Dataset records
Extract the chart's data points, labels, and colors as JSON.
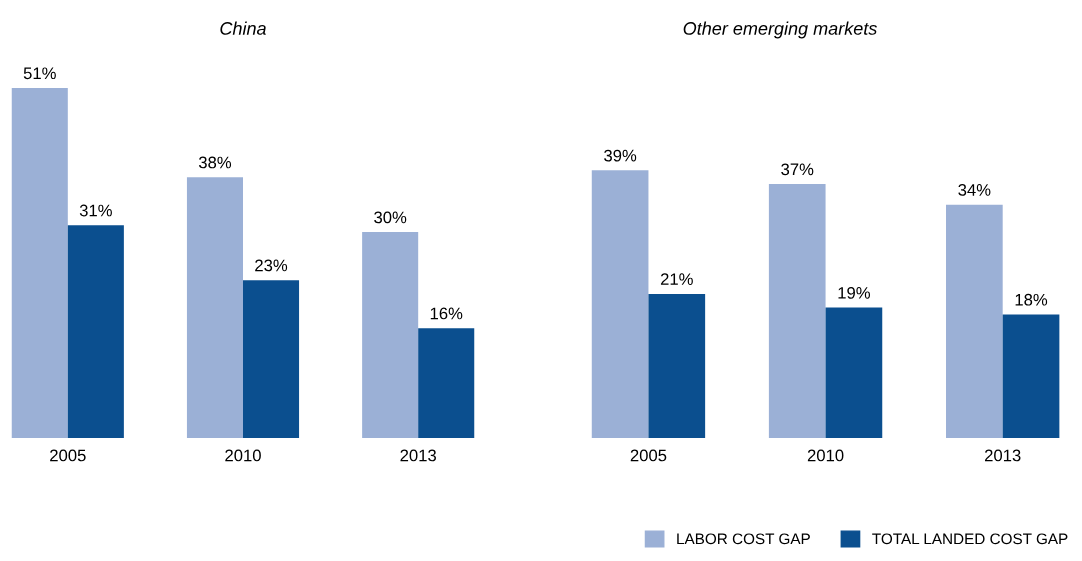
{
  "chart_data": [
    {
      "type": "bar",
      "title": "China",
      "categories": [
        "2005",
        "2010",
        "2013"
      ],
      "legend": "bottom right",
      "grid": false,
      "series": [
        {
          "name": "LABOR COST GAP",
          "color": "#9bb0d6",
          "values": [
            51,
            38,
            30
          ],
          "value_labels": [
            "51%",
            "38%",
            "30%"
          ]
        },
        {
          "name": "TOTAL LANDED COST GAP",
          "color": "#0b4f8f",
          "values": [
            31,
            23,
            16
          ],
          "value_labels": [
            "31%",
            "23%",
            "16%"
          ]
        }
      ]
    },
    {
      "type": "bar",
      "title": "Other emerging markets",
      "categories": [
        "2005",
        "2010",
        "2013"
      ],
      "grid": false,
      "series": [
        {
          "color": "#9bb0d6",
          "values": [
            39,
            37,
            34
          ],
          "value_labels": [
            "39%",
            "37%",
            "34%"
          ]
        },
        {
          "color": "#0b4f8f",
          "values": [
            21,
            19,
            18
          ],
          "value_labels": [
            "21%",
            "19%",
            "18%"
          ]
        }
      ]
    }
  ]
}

--

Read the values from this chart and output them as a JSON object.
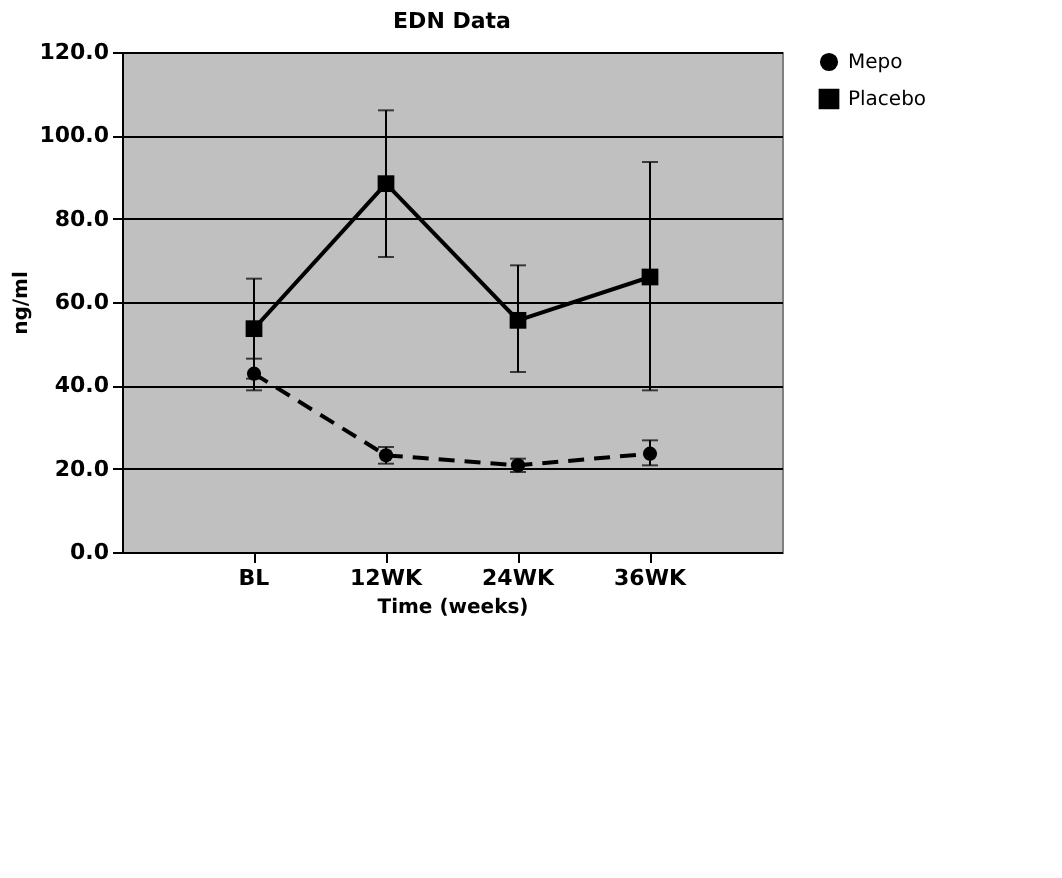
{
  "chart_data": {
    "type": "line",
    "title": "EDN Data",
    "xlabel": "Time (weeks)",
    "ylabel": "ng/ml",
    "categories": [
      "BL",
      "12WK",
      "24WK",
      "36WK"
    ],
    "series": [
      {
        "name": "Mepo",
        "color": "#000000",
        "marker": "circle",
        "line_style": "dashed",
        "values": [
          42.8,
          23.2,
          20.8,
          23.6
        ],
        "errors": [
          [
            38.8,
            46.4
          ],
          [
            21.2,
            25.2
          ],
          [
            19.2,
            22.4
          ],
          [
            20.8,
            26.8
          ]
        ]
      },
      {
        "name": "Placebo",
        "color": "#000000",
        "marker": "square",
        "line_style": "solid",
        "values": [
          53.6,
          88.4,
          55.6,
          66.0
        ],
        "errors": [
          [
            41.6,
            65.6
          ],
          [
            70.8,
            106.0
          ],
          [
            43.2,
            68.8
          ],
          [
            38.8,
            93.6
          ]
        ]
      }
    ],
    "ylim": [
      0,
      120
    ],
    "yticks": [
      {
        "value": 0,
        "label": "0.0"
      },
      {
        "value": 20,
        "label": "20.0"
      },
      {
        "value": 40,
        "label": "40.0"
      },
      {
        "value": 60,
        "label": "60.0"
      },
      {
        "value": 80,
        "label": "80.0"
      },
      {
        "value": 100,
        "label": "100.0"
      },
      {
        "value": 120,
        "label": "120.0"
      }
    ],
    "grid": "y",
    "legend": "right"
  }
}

What the task asks
Return every line from the records above that holds the word "JSON".

Response to this exercise
Extract the chart's data points, labels, and colors as JSON.
Read the values from this chart and output them as a JSON object.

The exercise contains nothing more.